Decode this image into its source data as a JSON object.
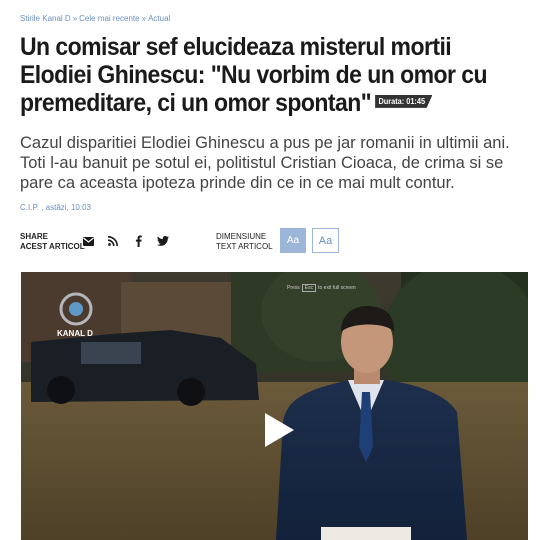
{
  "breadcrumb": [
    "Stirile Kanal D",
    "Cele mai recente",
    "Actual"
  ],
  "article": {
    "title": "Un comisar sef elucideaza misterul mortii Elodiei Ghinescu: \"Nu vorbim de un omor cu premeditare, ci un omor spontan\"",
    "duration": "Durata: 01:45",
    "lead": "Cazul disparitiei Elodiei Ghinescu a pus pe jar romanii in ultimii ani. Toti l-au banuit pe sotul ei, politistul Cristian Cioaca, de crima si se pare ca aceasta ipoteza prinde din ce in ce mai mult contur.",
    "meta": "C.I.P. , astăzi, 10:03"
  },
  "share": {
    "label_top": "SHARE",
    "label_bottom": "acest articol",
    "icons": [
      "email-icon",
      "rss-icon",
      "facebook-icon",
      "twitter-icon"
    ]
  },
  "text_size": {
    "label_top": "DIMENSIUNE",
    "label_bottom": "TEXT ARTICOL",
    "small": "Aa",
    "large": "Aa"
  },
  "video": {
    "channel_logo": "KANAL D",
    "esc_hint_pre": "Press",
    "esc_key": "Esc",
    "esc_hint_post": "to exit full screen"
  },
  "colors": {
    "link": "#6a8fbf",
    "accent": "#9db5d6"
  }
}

Exercise — Find the word "Ghinescu" in the data and show each line that holds it.

Problem solution —
    "title": "Un comisar sef elucideaza misterul mortii Elodiei Ghinescu: \"Nu vorbim de un omor cu premeditare, ci un omor spontan\"",
    "lead": "Cazul disparitiei Elodiei Ghinescu a pus pe jar romanii in ultimii ani. Toti l-au banuit pe sotul ei, politistul Cristian Cioaca, de crima si se pare ca aceasta ipoteza prinde din ce in ce mai mult contur.",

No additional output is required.